Select every line holding the word "axis" and copy it.

── The records

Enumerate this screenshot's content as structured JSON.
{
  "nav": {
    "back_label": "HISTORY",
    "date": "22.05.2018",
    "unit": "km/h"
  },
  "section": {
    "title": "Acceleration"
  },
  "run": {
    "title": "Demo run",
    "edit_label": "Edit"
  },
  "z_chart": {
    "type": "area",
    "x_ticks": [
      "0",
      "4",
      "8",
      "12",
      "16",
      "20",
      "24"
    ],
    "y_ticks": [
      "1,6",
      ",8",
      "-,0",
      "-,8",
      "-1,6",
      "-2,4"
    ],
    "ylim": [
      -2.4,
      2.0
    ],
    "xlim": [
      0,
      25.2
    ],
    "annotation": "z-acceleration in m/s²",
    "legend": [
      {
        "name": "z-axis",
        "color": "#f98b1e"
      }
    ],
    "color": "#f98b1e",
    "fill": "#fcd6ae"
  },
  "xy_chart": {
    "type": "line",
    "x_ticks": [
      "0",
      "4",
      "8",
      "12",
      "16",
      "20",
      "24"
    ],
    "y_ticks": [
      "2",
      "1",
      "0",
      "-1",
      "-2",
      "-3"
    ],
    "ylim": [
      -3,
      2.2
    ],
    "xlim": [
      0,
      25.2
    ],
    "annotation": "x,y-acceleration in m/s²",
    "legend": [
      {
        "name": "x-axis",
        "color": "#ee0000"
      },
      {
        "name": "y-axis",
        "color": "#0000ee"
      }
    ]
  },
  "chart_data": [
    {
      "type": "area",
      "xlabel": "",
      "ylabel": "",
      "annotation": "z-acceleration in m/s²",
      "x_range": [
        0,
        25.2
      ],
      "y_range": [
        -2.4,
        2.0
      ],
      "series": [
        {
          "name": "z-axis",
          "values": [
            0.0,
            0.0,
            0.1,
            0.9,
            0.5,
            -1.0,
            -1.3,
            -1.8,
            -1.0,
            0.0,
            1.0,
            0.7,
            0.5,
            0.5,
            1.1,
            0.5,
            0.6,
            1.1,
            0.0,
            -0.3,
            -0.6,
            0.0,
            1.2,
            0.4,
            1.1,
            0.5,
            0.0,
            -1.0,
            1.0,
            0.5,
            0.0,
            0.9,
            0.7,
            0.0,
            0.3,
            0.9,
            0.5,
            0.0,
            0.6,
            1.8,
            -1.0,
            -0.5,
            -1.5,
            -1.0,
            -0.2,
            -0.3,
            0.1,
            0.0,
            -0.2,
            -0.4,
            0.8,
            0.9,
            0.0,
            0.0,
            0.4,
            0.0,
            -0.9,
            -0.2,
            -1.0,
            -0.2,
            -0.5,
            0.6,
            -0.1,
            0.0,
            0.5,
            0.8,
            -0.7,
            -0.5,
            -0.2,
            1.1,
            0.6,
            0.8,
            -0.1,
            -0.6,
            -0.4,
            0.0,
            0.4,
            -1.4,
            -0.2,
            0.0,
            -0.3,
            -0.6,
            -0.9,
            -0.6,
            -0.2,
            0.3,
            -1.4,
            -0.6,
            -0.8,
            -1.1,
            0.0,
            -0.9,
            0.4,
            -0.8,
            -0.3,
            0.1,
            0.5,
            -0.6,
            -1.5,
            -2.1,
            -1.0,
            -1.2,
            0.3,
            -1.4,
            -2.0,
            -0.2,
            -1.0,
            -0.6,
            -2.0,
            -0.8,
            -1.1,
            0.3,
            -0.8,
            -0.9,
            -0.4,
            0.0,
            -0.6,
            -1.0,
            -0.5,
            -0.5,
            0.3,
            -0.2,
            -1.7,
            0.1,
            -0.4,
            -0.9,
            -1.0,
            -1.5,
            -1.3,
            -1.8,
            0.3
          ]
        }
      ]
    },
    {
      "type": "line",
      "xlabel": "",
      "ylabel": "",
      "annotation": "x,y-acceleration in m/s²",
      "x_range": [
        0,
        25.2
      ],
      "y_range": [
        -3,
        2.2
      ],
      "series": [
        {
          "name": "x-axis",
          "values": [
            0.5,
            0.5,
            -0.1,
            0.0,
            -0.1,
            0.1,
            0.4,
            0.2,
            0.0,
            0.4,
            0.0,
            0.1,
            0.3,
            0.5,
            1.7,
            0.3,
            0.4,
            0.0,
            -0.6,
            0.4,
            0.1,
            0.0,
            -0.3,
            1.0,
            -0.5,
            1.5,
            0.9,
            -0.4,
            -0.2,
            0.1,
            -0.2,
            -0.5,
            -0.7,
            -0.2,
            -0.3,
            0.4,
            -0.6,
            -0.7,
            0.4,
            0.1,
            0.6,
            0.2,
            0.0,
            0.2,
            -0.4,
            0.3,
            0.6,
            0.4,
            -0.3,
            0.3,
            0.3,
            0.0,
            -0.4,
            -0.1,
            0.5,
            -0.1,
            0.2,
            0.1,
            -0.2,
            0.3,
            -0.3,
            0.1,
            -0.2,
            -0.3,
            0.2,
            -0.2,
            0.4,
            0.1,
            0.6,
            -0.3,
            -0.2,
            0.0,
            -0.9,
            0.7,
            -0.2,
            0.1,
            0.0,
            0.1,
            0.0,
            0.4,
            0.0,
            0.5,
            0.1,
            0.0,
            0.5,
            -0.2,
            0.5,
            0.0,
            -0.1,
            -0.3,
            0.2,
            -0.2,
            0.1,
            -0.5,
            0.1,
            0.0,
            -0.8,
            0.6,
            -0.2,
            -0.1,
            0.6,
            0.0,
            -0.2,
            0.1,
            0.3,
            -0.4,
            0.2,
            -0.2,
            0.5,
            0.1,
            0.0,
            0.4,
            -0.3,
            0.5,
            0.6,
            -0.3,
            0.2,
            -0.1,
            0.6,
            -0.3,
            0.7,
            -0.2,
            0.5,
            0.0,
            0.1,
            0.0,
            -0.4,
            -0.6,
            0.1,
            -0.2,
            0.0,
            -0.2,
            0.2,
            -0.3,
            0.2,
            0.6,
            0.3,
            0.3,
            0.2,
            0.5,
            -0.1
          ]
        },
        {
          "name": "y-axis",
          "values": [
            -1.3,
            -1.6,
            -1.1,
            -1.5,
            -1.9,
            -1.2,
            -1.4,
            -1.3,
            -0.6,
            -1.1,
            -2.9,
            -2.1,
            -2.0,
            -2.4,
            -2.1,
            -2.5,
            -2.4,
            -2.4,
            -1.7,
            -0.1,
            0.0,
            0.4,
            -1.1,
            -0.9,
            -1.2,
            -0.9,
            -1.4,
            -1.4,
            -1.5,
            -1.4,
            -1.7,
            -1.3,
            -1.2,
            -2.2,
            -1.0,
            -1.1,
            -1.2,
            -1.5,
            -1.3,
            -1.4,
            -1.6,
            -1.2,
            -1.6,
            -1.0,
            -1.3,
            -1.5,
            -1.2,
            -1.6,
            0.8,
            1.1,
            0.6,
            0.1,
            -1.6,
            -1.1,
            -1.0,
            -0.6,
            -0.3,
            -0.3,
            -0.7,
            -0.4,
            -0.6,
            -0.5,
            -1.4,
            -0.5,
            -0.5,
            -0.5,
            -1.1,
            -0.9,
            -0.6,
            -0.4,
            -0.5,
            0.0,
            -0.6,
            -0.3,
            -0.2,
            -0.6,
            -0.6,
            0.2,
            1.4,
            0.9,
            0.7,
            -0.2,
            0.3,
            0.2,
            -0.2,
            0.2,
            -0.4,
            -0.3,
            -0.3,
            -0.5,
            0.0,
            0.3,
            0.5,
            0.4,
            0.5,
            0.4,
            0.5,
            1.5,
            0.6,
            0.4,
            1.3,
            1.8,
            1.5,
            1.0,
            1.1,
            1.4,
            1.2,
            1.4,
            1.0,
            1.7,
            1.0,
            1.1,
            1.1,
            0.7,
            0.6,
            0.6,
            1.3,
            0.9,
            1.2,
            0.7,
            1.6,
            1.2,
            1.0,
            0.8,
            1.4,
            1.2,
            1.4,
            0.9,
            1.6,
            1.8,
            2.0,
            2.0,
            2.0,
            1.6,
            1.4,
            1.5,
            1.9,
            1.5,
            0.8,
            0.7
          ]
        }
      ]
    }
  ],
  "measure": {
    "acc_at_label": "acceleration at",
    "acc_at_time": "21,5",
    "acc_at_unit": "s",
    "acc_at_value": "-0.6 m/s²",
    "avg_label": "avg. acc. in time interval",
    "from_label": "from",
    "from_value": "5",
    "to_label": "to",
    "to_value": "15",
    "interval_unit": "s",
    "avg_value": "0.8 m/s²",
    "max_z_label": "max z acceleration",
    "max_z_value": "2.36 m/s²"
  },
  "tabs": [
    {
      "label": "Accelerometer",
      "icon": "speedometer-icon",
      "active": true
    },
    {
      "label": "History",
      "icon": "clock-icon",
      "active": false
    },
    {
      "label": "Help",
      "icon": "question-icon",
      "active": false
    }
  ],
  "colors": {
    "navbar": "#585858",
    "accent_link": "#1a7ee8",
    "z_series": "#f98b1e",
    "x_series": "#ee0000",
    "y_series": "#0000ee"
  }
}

────

### Task response
        "name": "z-axis",
        "name": "x-axis",
        "name": "y-axis",
          "name": "z-axis",
          "name": "x-axis",
          "name": "y-axis",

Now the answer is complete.